(Dataset items)
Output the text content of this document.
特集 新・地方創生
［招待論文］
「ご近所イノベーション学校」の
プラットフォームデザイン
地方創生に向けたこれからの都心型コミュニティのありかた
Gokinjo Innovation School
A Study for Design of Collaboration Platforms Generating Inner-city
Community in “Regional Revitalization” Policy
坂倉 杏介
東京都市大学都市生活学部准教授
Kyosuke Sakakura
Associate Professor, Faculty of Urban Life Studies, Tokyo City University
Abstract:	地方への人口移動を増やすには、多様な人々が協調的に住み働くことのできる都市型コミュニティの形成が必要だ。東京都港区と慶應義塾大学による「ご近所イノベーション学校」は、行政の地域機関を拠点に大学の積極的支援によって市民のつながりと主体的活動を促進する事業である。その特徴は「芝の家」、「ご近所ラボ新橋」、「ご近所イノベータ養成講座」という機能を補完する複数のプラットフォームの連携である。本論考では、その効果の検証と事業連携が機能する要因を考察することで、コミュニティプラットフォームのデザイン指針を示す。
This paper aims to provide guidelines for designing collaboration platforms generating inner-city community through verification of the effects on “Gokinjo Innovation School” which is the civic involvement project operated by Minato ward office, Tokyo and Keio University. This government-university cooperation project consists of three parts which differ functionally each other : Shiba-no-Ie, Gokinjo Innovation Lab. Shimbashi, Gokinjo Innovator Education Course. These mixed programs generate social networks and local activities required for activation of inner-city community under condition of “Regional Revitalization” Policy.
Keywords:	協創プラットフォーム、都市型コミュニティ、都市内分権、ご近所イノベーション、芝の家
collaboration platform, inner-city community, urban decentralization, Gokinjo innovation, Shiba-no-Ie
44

[Stated exercise]: Recopy the entries above in their entirety, exactly.

[The solution]:
Output the text content of this document.
特集 新・地方創生
［招待論文］
「ご近所イノベーション学校」の
プラットフォームデザイン
地方創生に向けたこれからの都心型コミュニティのありかた
Gokinjo Innovation School
A Study for Design of Collaboration Platforms Generating Inner-city
Community in “Regional Revitalization” Policy
坂倉 杏介
東京都市大学都市生活学部准教授
Kyosuke Sakakura
Associate Professor, Faculty of Urban Life Studies, Tokyo City University
Abstract:	地方への人口移動を増やすには、多様な人々が協調的に住み働くことのできる都市型コミュニティの形成が必要だ。東京都港区と慶應義塾大学による「ご近所イノベーション学校」は、行政の地域機関を拠点に大学の積極的支援によって市民のつながりと主体的活動を促進する事業である。その特徴は「芝の家」、「ご近所ラボ新橋」、「ご近所イノベータ養成講座」という機能を補完する複数のプラットフォームの連携である。本論考では、その効果の検証と事業連携が機能する要因を考察することで、コミュニティプラットフォームのデザイン指針を示す。
This paper aims to provide guidelines for designing collaboration platforms generating inner-city community through verification of the effects on “Gokinjo Innovation School” which is the civic involvement project operated by Minato ward office, Tokyo and Keio University. This government-university cooperation project consists of three parts which differ functionally each other : Shiba-no-Ie, Gokinjo Innovation Lab. Shimbashi, Gokinjo Innovator Education Course. These mixed programs generate social networks and local activities required for activation of inner-city community under condition of “Regional Revitalization” Policy.
Keywords:	協創プラットフォーム、都市型コミュニティ、都市内分権、ご近所イノベーション、芝の家
collaboration platform, inner-city community, urban decentralization, Gokinjo innovation, Shiba-no-Ie
44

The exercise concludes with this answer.